Pull out every line below that contains the word "National".

◇ ◇ ◇ ◇ ◇

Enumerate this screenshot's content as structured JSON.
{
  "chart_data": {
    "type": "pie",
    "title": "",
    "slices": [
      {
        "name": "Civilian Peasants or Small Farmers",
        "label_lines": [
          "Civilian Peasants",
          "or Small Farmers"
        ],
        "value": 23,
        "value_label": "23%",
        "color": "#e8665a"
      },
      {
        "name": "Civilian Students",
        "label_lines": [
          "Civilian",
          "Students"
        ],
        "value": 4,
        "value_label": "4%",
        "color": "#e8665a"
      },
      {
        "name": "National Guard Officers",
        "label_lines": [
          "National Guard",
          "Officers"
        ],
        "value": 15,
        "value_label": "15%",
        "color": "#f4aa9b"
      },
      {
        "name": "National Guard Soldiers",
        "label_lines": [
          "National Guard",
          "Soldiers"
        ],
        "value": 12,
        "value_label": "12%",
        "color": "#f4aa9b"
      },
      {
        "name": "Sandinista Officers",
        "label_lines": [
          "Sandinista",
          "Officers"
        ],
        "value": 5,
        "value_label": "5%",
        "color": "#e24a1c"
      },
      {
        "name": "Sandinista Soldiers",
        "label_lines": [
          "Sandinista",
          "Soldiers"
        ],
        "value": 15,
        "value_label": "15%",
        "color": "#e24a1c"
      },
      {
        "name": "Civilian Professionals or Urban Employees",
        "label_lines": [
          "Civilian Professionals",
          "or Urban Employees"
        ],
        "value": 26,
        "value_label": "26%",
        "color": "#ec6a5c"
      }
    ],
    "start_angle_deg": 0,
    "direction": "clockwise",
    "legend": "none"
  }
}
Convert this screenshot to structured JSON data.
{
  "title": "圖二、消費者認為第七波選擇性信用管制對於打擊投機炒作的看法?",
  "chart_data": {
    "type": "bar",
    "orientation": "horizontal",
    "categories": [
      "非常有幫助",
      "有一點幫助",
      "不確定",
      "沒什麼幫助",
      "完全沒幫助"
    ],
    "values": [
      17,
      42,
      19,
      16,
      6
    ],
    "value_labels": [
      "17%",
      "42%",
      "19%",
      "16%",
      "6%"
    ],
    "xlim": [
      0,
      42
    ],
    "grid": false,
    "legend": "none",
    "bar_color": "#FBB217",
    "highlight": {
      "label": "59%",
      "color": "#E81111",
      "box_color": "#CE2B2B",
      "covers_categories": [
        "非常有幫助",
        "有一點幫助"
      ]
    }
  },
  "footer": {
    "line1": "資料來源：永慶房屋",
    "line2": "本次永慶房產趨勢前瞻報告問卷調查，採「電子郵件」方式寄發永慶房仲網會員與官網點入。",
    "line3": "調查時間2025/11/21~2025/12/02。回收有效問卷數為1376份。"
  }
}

◇ ◇ ◇ ◇ ◇

--- Complete answer ---
        "name": "National Guard Officers",
          "National Guard",
        "name": "National Guard Soldiers",
          "National Guard",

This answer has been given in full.